### Data items:
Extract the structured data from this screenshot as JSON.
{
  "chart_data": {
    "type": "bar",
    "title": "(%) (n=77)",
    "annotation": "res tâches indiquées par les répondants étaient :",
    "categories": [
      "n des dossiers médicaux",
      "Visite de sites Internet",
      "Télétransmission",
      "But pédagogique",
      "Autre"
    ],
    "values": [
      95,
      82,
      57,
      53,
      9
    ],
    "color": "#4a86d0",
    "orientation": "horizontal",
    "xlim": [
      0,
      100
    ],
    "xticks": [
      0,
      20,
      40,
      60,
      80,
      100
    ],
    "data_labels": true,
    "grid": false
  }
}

### Instructions to follow:
Repeat the records above exactly as they appear.

### Written response:
Extract the structured data from this screenshot as JSON.
{
  "chart_data": {
    "type": "bar",
    "title": "(%) (n=77)",
    "annotation": "res tâches indiquées par les répondants étaient :",
    "categories": [
      "n des dossiers médicaux",
      "Visite de sites Internet",
      "Télétransmission",
      "But pédagogique",
      "Autre"
    ],
    "values": [
      95,
      82,
      57,
      53,
      9
    ],
    "color": "#4a86d0",
    "orientation": "horizontal",
    "xlim": [
      0,
      100
    ],
    "xticks": [
      0,
      20,
      40,
      60,
      80,
      100
    ],
    "data_labels": true,
    "grid": false
  }
}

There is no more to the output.